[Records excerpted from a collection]
------------------------------

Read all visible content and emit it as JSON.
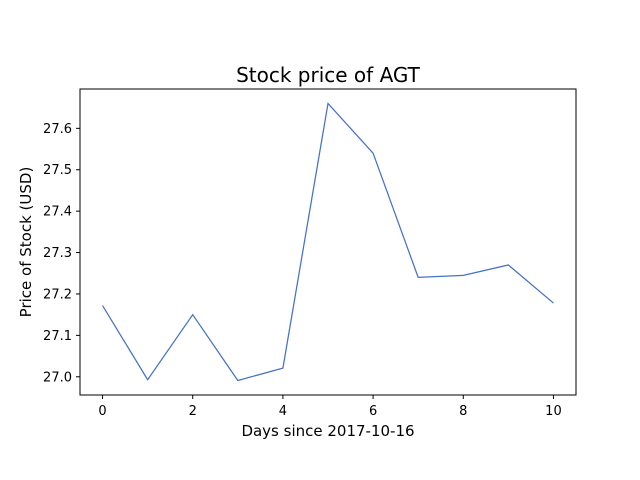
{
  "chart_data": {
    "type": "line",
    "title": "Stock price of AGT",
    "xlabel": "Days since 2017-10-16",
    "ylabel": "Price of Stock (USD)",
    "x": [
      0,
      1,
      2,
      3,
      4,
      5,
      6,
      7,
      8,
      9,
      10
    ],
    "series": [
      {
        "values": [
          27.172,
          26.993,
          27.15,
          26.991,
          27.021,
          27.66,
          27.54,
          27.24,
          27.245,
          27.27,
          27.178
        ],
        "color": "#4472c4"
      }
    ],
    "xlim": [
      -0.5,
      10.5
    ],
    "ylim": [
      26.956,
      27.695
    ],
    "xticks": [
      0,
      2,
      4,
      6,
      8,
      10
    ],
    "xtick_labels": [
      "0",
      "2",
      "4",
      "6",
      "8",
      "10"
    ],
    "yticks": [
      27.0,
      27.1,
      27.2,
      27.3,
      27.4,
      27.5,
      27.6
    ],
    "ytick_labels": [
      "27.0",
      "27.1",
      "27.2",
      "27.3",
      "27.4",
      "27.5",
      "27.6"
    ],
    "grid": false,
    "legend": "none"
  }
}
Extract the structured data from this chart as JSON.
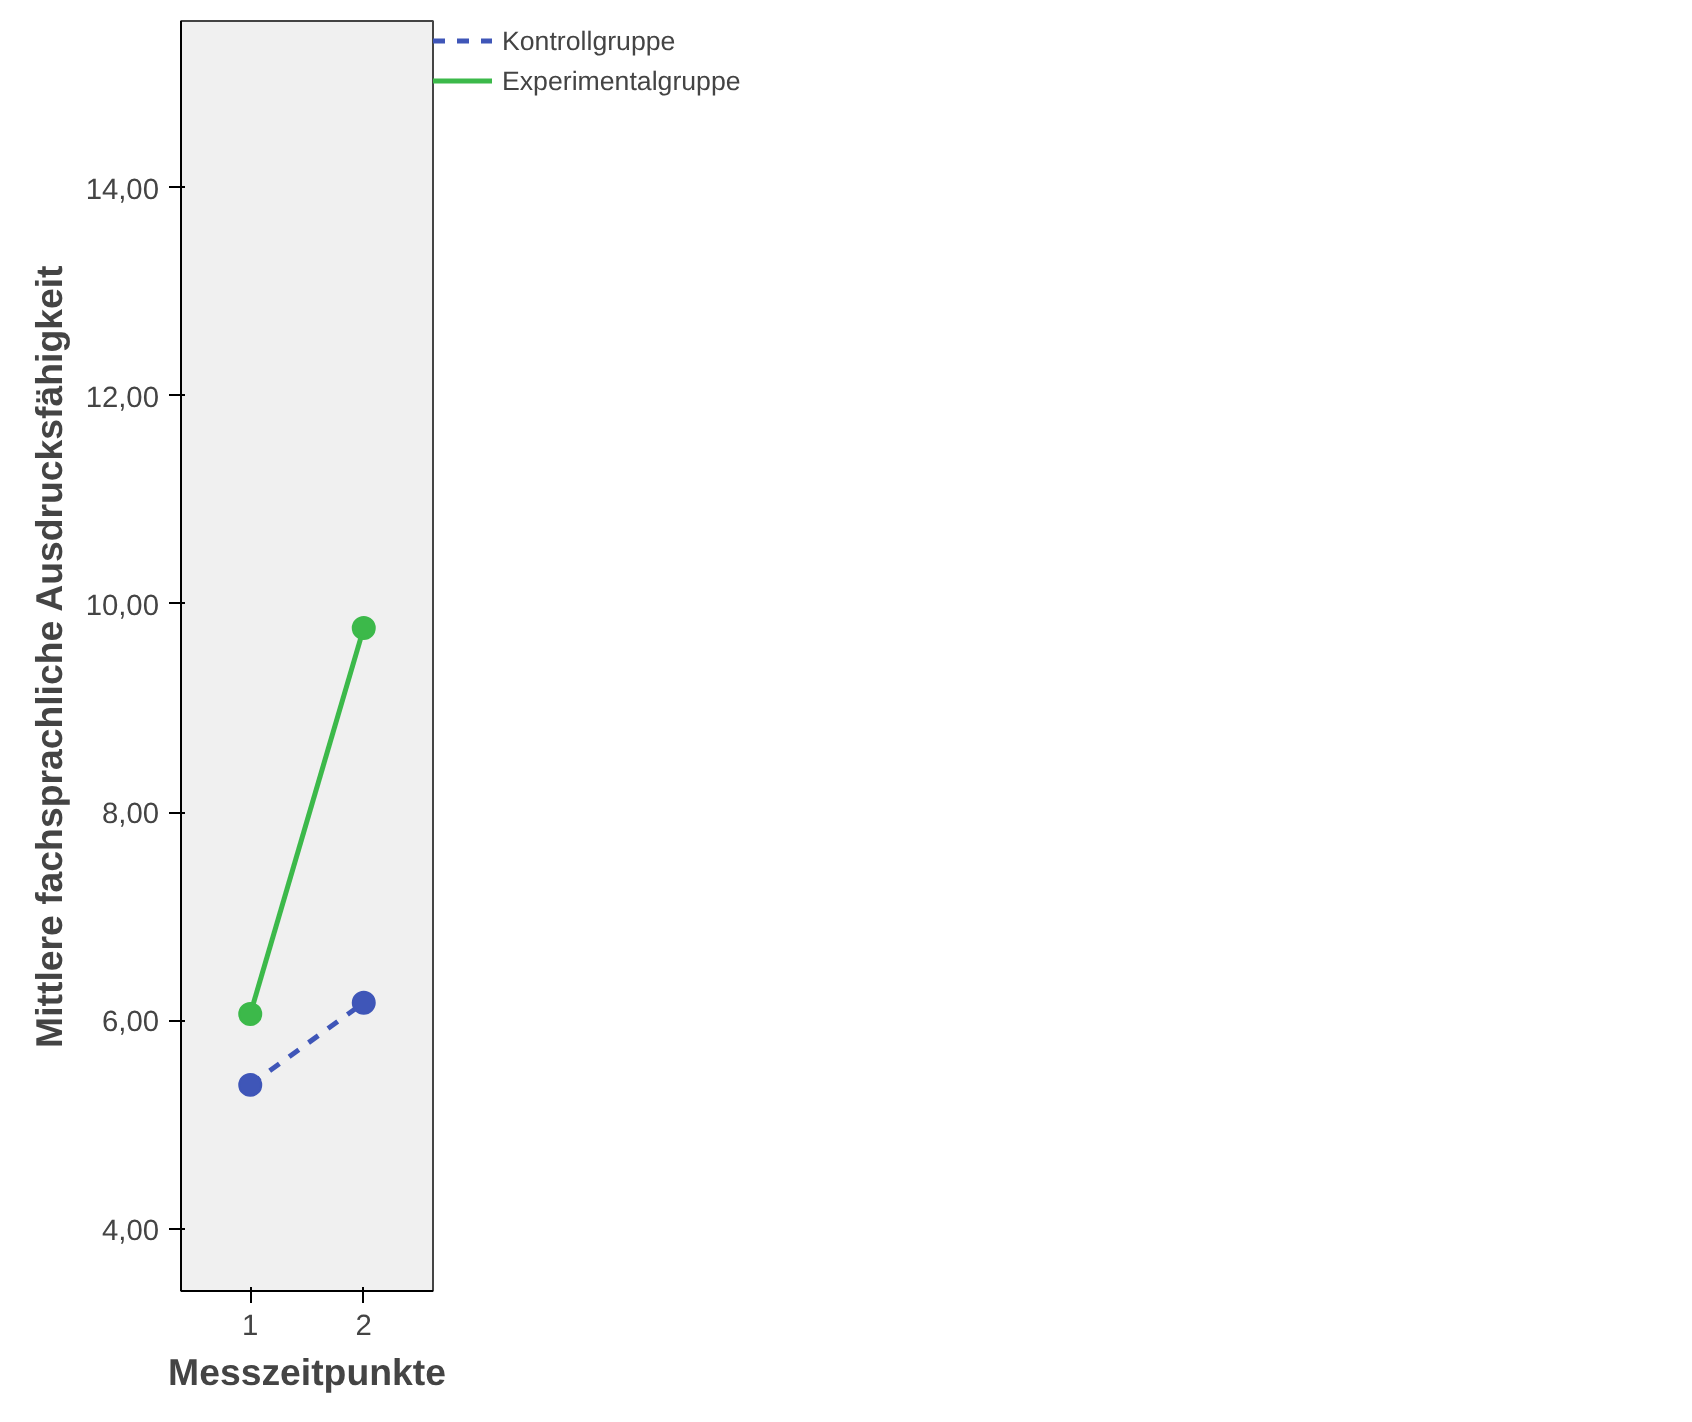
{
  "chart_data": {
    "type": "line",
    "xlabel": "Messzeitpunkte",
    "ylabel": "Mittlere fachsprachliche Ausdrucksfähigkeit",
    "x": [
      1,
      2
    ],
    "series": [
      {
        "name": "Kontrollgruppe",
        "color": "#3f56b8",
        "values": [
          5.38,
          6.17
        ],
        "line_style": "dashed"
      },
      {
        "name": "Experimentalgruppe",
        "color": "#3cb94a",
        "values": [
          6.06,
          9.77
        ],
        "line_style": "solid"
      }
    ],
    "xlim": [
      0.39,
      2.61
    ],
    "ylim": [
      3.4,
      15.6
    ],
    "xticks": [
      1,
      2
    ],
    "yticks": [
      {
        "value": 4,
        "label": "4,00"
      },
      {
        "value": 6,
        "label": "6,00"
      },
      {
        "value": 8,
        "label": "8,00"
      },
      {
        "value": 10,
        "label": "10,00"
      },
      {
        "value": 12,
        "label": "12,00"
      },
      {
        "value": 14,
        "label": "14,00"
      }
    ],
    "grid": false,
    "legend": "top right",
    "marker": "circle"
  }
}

------------------------------

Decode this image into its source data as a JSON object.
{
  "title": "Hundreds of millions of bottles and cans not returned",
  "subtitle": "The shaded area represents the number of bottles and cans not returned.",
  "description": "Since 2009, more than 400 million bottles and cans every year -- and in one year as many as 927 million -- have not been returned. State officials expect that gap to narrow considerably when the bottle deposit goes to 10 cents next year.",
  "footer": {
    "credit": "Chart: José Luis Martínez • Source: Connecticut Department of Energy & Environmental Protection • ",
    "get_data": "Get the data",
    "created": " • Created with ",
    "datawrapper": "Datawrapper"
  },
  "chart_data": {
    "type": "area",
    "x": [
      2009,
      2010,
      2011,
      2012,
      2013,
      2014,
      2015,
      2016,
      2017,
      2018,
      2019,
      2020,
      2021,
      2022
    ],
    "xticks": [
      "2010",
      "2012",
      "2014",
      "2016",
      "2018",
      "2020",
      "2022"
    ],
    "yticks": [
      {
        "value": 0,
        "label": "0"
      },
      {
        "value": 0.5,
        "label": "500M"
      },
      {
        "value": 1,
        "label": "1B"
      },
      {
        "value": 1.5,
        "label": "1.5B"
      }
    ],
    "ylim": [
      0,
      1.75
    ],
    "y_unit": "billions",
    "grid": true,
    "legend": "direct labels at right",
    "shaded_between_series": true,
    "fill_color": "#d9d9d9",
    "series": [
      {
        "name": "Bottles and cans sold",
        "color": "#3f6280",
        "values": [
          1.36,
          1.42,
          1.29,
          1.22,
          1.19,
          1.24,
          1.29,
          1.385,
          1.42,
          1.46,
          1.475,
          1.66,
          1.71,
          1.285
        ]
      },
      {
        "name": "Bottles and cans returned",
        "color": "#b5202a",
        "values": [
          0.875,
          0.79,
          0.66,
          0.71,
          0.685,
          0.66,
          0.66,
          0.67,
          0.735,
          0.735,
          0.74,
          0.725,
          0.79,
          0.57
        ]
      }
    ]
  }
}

------------------------------

### The request
Pick out the lines containing the word "JSON" and show them.

### Expected answer
Read all visible content and emit it as JSON.
Extract the structured data from this chart as JSON.
Decode this image into its source data as a JSON object.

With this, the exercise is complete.